### Exercise goal
Type every record exactly as it appears.

···

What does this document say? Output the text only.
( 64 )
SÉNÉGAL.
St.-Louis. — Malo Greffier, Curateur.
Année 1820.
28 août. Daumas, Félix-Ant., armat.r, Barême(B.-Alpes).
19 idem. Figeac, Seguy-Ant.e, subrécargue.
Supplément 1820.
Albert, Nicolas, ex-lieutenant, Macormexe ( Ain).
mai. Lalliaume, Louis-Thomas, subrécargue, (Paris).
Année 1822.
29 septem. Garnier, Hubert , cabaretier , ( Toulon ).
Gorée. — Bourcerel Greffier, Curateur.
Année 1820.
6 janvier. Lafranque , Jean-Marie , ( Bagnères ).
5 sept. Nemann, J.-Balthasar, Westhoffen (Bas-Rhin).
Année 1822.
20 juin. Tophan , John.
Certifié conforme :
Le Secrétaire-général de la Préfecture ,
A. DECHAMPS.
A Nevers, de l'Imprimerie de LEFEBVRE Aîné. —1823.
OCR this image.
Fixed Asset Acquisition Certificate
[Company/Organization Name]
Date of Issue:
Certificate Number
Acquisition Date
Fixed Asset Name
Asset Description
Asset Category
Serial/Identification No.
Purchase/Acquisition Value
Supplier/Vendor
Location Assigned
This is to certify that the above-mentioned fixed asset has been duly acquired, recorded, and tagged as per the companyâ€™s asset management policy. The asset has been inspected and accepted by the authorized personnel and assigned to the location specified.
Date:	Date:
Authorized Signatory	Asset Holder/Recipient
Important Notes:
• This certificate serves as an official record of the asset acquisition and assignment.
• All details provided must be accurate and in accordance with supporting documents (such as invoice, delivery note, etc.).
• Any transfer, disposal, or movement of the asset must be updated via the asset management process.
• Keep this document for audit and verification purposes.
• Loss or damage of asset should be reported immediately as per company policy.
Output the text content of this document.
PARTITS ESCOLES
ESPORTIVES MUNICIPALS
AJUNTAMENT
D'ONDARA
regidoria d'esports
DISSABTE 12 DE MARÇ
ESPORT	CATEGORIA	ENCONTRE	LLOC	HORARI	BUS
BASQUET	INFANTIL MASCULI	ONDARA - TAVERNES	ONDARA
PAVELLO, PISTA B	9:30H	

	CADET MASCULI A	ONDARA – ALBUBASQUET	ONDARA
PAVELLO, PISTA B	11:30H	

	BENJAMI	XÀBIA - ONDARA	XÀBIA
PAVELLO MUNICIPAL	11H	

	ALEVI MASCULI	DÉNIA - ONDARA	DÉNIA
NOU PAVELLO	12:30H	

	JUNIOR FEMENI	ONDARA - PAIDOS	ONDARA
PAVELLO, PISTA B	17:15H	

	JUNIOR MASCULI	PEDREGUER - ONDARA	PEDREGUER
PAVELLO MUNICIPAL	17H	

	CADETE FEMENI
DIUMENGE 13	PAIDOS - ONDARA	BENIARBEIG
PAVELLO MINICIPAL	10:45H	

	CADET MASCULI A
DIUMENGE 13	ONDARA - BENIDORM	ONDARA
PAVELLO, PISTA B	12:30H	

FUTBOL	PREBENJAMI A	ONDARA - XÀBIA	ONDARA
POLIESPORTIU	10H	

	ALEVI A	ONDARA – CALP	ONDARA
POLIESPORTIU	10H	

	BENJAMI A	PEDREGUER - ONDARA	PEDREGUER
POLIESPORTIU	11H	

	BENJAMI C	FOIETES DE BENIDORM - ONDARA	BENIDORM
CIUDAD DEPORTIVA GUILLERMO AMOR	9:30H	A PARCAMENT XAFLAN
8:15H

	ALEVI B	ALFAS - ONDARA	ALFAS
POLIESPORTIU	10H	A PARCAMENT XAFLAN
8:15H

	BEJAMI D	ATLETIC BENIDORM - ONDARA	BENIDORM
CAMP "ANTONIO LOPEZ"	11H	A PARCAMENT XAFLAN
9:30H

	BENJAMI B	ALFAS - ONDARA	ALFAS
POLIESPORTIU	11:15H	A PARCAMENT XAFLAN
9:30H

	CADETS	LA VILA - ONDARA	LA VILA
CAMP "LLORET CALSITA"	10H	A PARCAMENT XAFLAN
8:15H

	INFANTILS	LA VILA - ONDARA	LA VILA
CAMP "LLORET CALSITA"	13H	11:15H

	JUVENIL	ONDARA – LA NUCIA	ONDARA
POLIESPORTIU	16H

···

### In response
What does this document say? Output the text only.
( 64 )
SÉNÉGAL.
St.-Louis. — Malo Greffier, Curateur.
Année 1820.
28 août. Daumas, Félix-Ant., armat.r, Barême(B.-Alpes).
19 idem. Figeac, Seguy-Ant.e, subrécargue.
Supplément 1820.
Albert, Nicolas, ex-lieutenant, Macormexe ( Ain).
mai. Lalliaume, Louis-Thomas, subrécargue, (Paris).
Année 1822.
29 septem. Garnier, Hubert , cabaretier , ( Toulon ).
Gorée. — Bourcerel Greffier, Curateur.
Année 1820.
6 janvier. Lafranque , Jean-Marie , ( Bagnères ).
5 sept. Nemann, J.-Balthasar, Westhoffen (Bas-Rhin).
Année 1822.
20 juin. Tophan , John.
Certifié conforme :
Le Secrétaire-général de la Préfecture ,
A. DECHAMPS.
A Nevers, de l'Imprimerie de LEFEBVRE Aîné. —1823.
OCR this image.
Fixed Asset Acquisition Certificate
[Company/Organization Name]
Date of Issue:
Certificate Number
Acquisition Date
Fixed Asset Name
Asset Description
Asset Category
Serial/Identification No.
Purchase/Acquisition Value
Supplier/Vendor
Location Assigned
This is to certify that the above-mentioned fixed asset has been duly acquired, recorded, and tagged as per the companyâ€™s asset management policy. The asset has been inspected and accepted by the authorized personnel and assigned to the location specified.
Date:	Date:
Authorized Signatory	Asset Holder/Recipient
Important Notes:
• This certificate serves as an official record of the asset acquisition and assignment.
• All details provided must be accurate and in accordance with supporting documents (such as invoice, delivery note, etc.).
• Any transfer, disposal, or movement of the asset must be updated via the asset management process.
• Keep this document for audit and verification purposes.
• Loss or damage of asset should be reported immediately as per company policy.
Output the text content of this document.
PARTITS ESCOLES
ESPORTIVES MUNICIPALS
AJUNTAMENT
D'ONDARA
regidoria d'esports
DISSABTE 12 DE MARÇ
ESPORT	CATEGORIA	ENCONTRE	LLOC	HORARI	BUS
BASQUET	INFANTIL MASCULI	ONDARA - TAVERNES	ONDARA
PAVELLO, PISTA B	9:30H	

	CADET MASCULI A	ONDARA – ALBUBASQUET	ONDARA
PAVELLO, PISTA B	11:30H	

	BENJAMI	XÀBIA - ONDARA	XÀBIA
PAVELLO MUNICIPAL	11H	

	ALEVI MASCULI	DÉNIA - ONDARA	DÉNIA
NOU PAVELLO	12:30H	

	JUNIOR FEMENI	ONDARA - PAIDOS	ONDARA
PAVELLO, PISTA B	17:15H	

	JUNIOR MASCULI	PEDREGUER - ONDARA	PEDREGUER
PAVELLO MUNICIPAL	17H	

	CADETE FEMENI
DIUMENGE 13	PAIDOS - ONDARA	BENIARBEIG
PAVELLO MINICIPAL	10:45H	

	CADET MASCULI A
DIUMENGE 13	ONDARA - BENIDORM	ONDARA
PAVELLO, PISTA B	12:30H	

FUTBOL	PREBENJAMI A	ONDARA - XÀBIA	ONDARA
POLIESPORTIU	10H	

	ALEVI A	ONDARA – CALP	ONDARA
POLIESPORTIU	10H	

	BENJAMI A	PEDREGUER - ONDARA	PEDREGUER
POLIESPORTIU	11H	

	BENJAMI C	FOIETES DE BENIDORM - ONDARA	BENIDORM
CIUDAD DEPORTIVA GUILLERMO AMOR	9:30H	A PARCAMENT XAFLAN
8:15H

	ALEVI B	ALFAS - ONDARA	ALFAS
POLIESPORTIU	10H	A PARCAMENT XAFLAN
8:15H

	BEJAMI D	ATLETIC BENIDORM - ONDARA	BENIDORM
CAMP "ANTONIO LOPEZ"	11H	A PARCAMENT XAFLAN
9:30H

	BENJAMI B	ALFAS - ONDARA	ALFAS
POLIESPORTIU	11:15H	A PARCAMENT XAFLAN
9:30H

	CADETS	LA VILA - ONDARA	LA VILA
CAMP "LLORET CALSITA"	10H	A PARCAMENT XAFLAN
8:15H

	INFANTILS	LA VILA - ONDARA	LA VILA
CAMP "LLORET CALSITA"	13H	11:15H

	JUVENIL	ONDARA – LA NUCIA	ONDARA
POLIESPORTIU	16H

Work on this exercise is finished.